▶ [Exercise instructions] Copy each line of the entries that contains the word "JSON".

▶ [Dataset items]

-----

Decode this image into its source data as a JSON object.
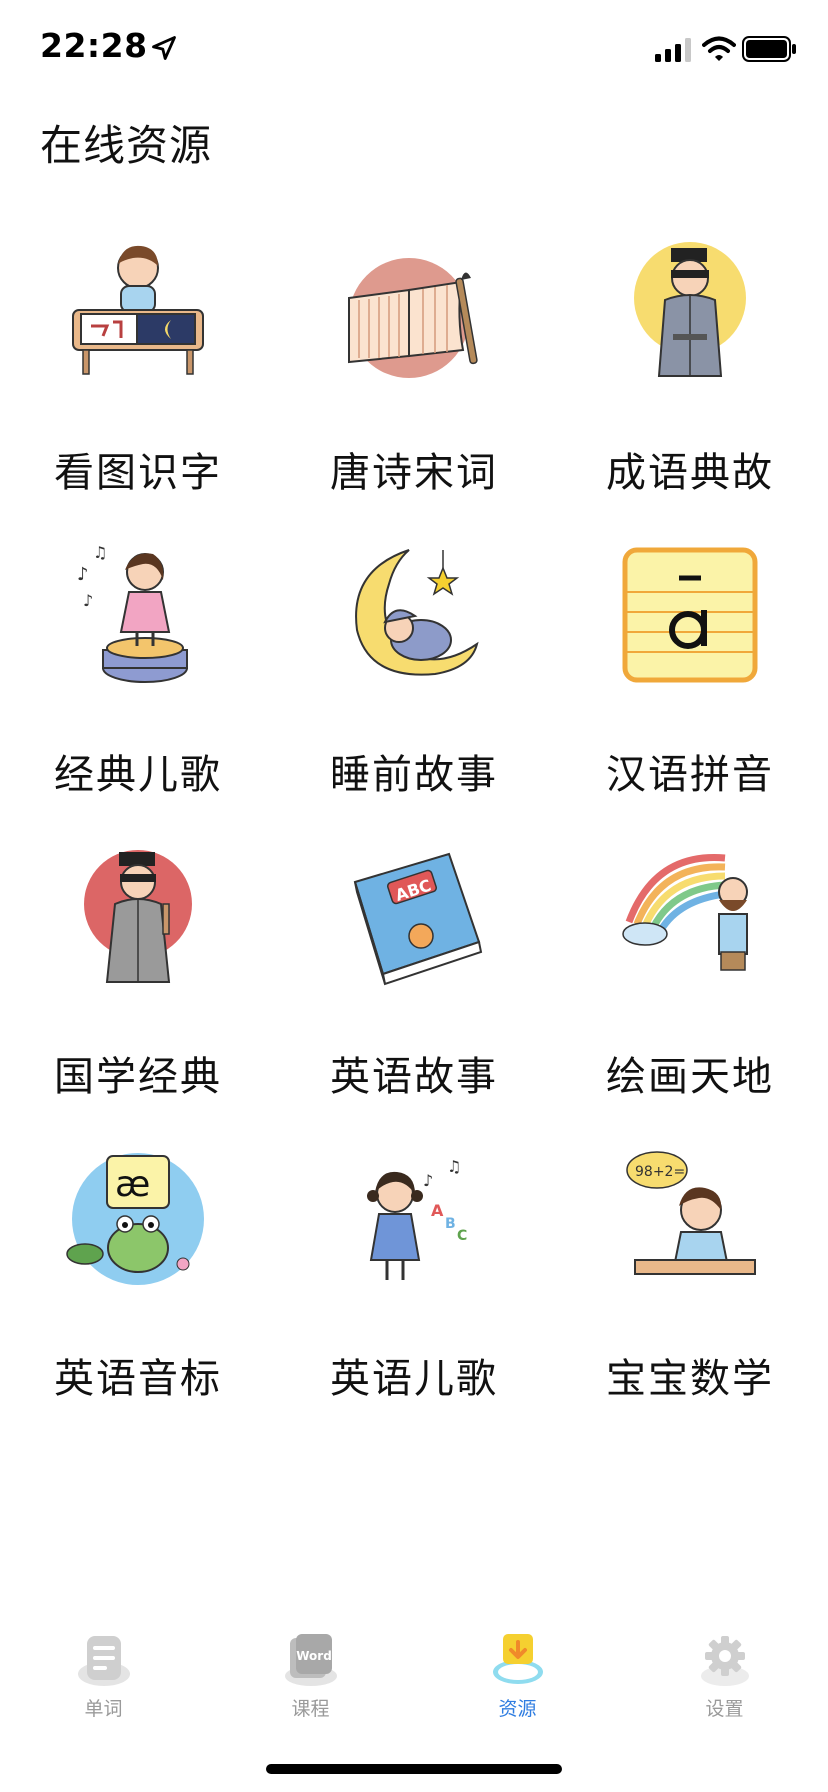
{
  "status_bar": {
    "time": "22:28",
    "icons": [
      "location-arrow-icon",
      "cellular-signal-icon",
      "wifi-icon",
      "battery-icon"
    ]
  },
  "header": {
    "title": "在线资源"
  },
  "resources": [
    {
      "label": "看图识字",
      "icon": "child-drawing-illustration"
    },
    {
      "label": "唐诗宋词",
      "icon": "poetry-book-illustration"
    },
    {
      "label": "成语典故",
      "icon": "ancient-scholar-illustration"
    },
    {
      "label": "经典儿歌",
      "icon": "singing-girl-illustration"
    },
    {
      "label": "睡前故事",
      "icon": "moon-sleeping-baby-illustration"
    },
    {
      "label": "汉语拼音",
      "icon": "pinyin-card-illustration"
    },
    {
      "label": "国学经典",
      "icon": "classical-scholar-illustration"
    },
    {
      "label": "英语故事",
      "icon": "abc-book-illustration"
    },
    {
      "label": "绘画天地",
      "icon": "rainbow-painter-illustration"
    },
    {
      "label": "英语音标",
      "icon": "phonetic-frog-illustration"
    },
    {
      "label": "英语儿歌",
      "icon": "english-song-girl-illustration"
    },
    {
      "label": "宝宝数学",
      "icon": "math-boy-illustration"
    }
  ],
  "tab_bar": {
    "tabs": [
      {
        "label": "单词",
        "icon": "word-list-icon",
        "active": false
      },
      {
        "label": "课程",
        "icon": "word-card-icon",
        "icon_text": "Word",
        "active": false
      },
      {
        "label": "资源",
        "icon": "cloud-download-icon",
        "active": true
      },
      {
        "label": "设置",
        "icon": "gear-icon",
        "active": false
      }
    ]
  },
  "colors": {
    "active_tab": "#2f7de1",
    "inactive_tab": "#9a9a9a",
    "background": "#ffffff"
  }
}
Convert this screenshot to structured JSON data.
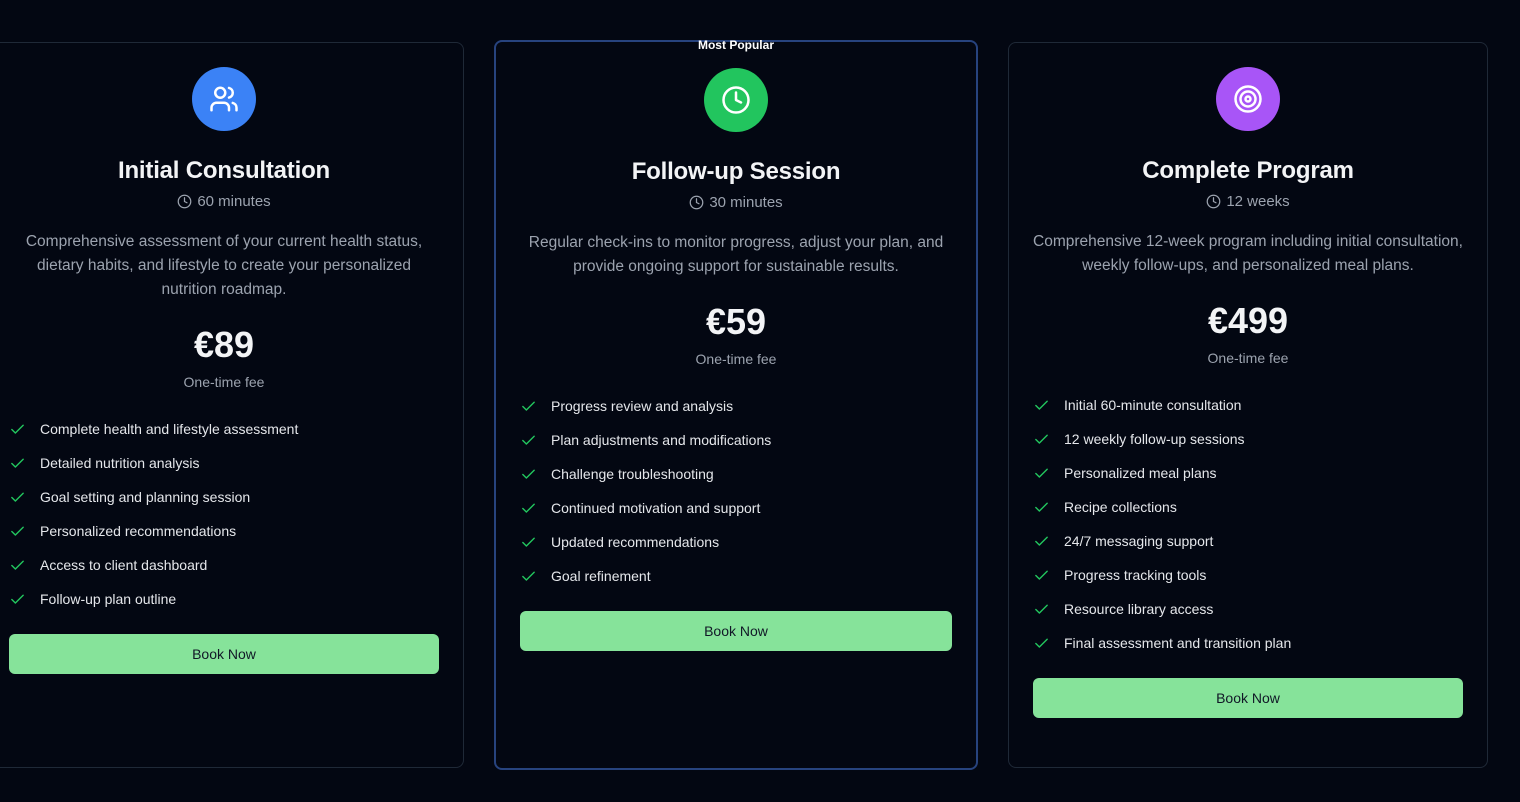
{
  "colors": {
    "background": "#030712",
    "accent_green": "#86e39a",
    "check_green": "#22c55e",
    "icon_blue": "#3b82f6",
    "icon_green": "#22c55e",
    "icon_purple": "#a855f7",
    "featured_border": "#27437e"
  },
  "plans": [
    {
      "icon": "users-icon",
      "title": "Initial Consultation",
      "duration": "60 minutes",
      "description": "Comprehensive assessment of your current health status, dietary habits, and lifestyle to create your personalized nutrition roadmap.",
      "price": "€89",
      "fee_note": "One-time fee",
      "features": [
        "Complete health and lifestyle assessment",
        "Detailed nutrition analysis",
        "Goal setting and planning session",
        "Personalized recommendations",
        "Access to client dashboard",
        "Follow-up plan outline"
      ],
      "button_label": "Book Now"
    },
    {
      "badge": "Most Popular",
      "icon": "clock-icon",
      "title": "Follow-up Session",
      "duration": "30 minutes",
      "description": "Regular check-ins to monitor progress, adjust your plan, and provide ongoing support for sustainable results.",
      "price": "€59",
      "fee_note": "One-time fee",
      "features": [
        "Progress review and analysis",
        "Plan adjustments and modifications",
        "Challenge troubleshooting",
        "Continued motivation and support",
        "Updated recommendations",
        "Goal refinement"
      ],
      "button_label": "Book Now"
    },
    {
      "icon": "target-icon",
      "title": "Complete Program",
      "duration": "12 weeks",
      "description": "Comprehensive 12-week program including initial consultation, weekly follow-ups, and personalized meal plans.",
      "price": "€499",
      "fee_note": "One-time fee",
      "features": [
        "Initial 60-minute consultation",
        "12 weekly follow-up sessions",
        "Personalized meal plans",
        "Recipe collections",
        "24/7 messaging support",
        "Progress tracking tools",
        "Resource library access",
        "Final assessment and transition plan"
      ],
      "button_label": "Book Now"
    }
  ]
}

-----

▶ [Exercise response]
Decode this image into its source data as a JSON object.
Convert this screenshot to structured JSON data.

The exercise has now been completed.